§ Entries supplied
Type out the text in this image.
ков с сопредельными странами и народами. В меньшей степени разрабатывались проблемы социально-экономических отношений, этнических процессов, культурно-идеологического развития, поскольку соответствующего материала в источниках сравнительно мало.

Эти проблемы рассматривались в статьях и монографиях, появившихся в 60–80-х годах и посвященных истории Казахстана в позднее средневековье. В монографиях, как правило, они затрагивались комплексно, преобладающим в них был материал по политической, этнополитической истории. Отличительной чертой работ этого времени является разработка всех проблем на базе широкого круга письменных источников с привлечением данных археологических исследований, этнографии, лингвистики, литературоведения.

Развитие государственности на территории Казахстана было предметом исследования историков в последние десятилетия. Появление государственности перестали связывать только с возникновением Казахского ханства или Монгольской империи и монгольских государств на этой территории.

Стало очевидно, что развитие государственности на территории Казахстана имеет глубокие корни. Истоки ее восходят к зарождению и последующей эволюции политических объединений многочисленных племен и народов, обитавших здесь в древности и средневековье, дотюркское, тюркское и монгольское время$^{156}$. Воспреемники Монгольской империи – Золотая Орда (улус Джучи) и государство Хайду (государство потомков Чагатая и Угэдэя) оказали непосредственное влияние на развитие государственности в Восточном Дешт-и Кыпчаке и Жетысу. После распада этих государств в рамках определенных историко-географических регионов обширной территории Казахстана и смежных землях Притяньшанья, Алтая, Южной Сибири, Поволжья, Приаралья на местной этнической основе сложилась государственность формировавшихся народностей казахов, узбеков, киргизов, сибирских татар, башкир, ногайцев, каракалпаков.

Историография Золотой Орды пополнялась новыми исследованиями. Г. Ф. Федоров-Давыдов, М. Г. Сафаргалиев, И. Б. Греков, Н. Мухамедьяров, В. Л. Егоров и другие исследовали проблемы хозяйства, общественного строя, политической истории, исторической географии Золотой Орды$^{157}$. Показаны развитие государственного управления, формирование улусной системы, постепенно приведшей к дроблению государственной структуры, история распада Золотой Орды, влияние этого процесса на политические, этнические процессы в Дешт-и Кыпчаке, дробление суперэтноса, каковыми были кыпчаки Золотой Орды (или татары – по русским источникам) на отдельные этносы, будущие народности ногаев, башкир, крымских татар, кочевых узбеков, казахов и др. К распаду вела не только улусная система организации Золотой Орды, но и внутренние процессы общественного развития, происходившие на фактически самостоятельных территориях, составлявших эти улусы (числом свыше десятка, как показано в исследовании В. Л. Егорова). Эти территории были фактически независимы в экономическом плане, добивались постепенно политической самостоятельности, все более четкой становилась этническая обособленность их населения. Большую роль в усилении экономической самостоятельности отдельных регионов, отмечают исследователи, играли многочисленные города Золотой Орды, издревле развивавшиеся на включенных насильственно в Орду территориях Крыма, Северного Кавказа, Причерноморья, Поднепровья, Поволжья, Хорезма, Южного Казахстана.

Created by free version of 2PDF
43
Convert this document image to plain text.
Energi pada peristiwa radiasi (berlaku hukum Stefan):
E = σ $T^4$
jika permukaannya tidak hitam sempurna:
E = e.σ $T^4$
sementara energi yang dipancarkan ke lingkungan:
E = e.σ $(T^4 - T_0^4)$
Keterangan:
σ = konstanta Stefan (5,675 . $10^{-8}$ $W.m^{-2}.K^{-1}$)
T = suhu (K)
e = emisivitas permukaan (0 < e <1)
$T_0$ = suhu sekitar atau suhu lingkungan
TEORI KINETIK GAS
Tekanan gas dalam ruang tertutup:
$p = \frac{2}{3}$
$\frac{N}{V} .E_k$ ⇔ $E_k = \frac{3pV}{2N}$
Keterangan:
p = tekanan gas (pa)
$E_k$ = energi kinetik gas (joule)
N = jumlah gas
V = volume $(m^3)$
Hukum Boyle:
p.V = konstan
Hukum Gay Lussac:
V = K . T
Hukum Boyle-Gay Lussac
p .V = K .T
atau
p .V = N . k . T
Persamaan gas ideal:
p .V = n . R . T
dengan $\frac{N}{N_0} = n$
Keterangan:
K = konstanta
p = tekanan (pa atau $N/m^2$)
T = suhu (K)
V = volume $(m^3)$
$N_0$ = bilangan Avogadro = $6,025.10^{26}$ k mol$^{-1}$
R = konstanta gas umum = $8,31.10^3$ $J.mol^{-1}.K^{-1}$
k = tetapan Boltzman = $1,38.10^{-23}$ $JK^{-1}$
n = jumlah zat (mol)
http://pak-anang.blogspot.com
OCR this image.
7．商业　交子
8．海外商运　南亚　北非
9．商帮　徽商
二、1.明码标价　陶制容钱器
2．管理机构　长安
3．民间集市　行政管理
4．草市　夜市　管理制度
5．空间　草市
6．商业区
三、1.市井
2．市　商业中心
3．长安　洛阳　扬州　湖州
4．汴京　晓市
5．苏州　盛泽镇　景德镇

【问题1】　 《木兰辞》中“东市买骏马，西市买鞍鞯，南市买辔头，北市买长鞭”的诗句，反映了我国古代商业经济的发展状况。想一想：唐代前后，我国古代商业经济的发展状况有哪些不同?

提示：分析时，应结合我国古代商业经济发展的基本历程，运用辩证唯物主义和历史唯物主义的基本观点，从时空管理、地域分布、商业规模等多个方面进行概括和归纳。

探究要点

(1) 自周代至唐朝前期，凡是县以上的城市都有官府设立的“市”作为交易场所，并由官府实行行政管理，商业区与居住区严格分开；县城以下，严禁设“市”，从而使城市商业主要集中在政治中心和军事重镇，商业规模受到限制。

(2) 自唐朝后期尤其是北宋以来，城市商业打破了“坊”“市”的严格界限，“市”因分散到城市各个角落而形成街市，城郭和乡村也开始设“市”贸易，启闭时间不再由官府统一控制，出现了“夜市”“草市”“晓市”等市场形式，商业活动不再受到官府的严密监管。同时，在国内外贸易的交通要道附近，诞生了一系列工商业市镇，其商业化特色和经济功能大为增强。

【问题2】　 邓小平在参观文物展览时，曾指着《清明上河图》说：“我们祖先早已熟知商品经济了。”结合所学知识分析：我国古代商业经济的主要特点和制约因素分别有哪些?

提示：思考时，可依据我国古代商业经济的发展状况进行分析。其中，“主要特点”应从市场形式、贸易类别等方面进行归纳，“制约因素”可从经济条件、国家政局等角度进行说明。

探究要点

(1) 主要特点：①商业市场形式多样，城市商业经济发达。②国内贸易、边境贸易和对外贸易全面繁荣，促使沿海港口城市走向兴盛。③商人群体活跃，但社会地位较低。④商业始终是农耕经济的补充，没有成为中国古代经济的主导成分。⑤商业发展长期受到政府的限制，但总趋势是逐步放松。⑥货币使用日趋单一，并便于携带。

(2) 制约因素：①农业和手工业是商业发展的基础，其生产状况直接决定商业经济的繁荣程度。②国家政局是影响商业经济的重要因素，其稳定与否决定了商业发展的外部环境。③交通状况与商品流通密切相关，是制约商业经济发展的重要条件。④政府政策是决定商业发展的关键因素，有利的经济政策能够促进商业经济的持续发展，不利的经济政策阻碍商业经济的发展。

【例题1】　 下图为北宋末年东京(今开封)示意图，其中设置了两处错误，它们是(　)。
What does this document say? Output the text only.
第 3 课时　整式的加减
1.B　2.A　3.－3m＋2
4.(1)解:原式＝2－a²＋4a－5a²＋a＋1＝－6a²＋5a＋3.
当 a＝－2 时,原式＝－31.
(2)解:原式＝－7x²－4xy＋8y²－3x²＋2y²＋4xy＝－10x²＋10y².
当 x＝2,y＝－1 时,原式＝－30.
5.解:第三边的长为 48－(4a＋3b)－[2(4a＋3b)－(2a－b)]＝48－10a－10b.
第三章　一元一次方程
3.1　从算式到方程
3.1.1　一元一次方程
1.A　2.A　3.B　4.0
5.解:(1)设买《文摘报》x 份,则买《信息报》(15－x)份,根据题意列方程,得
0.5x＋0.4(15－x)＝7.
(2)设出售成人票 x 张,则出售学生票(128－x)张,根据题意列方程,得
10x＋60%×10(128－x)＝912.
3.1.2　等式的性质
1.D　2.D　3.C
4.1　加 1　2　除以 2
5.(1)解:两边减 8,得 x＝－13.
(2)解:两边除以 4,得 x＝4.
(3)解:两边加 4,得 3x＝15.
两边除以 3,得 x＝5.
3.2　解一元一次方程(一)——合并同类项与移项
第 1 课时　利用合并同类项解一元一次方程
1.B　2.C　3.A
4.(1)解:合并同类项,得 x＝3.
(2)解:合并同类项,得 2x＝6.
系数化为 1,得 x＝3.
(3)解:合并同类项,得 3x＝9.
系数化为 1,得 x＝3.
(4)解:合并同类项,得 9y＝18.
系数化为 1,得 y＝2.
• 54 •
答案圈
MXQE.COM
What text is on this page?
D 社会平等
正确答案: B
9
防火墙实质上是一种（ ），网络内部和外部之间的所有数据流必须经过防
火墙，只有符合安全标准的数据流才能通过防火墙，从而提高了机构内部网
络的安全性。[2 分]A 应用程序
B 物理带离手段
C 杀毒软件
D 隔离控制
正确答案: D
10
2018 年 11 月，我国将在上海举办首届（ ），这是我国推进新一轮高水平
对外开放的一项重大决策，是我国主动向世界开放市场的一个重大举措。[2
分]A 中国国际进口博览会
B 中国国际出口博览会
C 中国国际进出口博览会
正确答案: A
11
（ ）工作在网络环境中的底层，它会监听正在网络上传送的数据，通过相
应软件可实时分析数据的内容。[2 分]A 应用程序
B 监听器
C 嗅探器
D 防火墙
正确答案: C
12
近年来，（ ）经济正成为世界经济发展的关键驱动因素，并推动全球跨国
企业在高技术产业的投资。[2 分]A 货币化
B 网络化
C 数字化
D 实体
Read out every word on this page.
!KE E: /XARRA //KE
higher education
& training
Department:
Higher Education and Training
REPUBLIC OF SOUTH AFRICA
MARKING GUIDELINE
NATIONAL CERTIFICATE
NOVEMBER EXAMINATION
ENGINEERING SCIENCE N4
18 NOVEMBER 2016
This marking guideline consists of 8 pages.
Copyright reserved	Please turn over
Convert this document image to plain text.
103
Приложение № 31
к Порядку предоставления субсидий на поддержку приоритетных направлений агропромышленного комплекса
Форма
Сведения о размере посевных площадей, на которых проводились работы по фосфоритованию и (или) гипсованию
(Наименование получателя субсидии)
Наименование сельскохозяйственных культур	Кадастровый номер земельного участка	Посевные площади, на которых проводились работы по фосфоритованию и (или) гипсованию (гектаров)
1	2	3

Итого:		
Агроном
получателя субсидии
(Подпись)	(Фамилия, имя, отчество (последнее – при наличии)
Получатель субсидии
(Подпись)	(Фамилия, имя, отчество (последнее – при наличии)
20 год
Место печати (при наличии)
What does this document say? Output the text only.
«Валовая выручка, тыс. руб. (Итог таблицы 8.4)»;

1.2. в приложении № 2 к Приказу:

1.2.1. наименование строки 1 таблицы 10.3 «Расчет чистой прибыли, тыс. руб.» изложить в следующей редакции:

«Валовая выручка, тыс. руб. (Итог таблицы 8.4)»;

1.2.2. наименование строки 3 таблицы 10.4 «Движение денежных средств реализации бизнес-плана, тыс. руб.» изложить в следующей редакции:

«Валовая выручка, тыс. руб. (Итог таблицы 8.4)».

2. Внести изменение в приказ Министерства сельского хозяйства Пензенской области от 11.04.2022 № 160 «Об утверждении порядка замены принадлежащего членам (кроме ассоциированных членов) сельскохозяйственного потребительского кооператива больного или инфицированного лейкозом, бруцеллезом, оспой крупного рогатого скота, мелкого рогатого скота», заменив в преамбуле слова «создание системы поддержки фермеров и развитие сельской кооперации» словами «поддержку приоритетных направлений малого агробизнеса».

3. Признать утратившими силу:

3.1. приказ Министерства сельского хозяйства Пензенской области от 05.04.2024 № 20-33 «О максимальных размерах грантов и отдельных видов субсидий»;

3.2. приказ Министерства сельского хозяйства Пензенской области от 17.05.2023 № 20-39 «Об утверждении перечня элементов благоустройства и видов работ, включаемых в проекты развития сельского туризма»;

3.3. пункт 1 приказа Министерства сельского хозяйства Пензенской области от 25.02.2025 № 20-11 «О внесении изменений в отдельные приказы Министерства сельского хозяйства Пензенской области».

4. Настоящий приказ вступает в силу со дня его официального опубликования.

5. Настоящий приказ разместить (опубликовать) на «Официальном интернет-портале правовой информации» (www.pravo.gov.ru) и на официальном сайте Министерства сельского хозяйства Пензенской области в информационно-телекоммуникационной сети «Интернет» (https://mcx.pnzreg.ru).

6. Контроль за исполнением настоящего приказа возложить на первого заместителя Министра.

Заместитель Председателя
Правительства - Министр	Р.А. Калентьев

§ Given exercise
In the material above, find each line that contains the word "утверждении", and select it.

§ Reply to the exercise
2. Внести изменение в приказ Министерства сельского хозяйства Пензенской области от 11.04.2022 № 160 «Об утверждении порядка замены принадлежащего членам (кроме ассоциированных членов) сельскохозяйственного потребительского кооператива больного или инфицированного лейкозом, бруцеллезом, оспой крупного рогатого скота, мелкого рогатого скота», заменив в преамбуле слова «создание системы поддержки фермеров и развитие сельской кооперации» словами «поддержку приоритетных направлений малого агробизнеса».
3.2. приказ Министерства сельского хозяйства Пензенской области от 17.05.2023 № 20-39 «Об утверждении перечня элементов благоустройства и видов работ, включаемых в проекты развития сельского туризма»;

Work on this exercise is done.